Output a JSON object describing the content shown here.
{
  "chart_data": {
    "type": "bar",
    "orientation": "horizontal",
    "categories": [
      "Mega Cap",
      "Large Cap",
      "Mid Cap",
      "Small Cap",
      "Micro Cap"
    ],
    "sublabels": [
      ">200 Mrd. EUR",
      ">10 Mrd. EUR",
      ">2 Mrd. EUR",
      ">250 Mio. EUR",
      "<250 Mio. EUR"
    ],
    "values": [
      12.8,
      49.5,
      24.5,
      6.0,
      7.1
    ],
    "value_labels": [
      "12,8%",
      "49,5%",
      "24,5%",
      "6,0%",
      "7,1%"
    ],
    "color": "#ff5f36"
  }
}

⁂

* Given exercise *
Copy out each record exactly as given, omitting none.

* Answer for the task *
Output a JSON object describing the content shown here.
{
  "chart_data": {
    "type": "bar",
    "orientation": "horizontal",
    "categories": [
      "Mega Cap",
      "Large Cap",
      "Mid Cap",
      "Small Cap",
      "Micro Cap"
    ],
    "sublabels": [
      ">200 Mrd. EUR",
      ">10 Mrd. EUR",
      ">2 Mrd. EUR",
      ">250 Mio. EUR",
      "<250 Mio. EUR"
    ],
    "values": [
      12.8,
      49.5,
      24.5,
      6.0,
      7.1
    ],
    "value_labels": [
      "12,8%",
      "49,5%",
      "24,5%",
      "6,0%",
      "7,1%"
    ],
    "color": "#ff5f36"
  }
}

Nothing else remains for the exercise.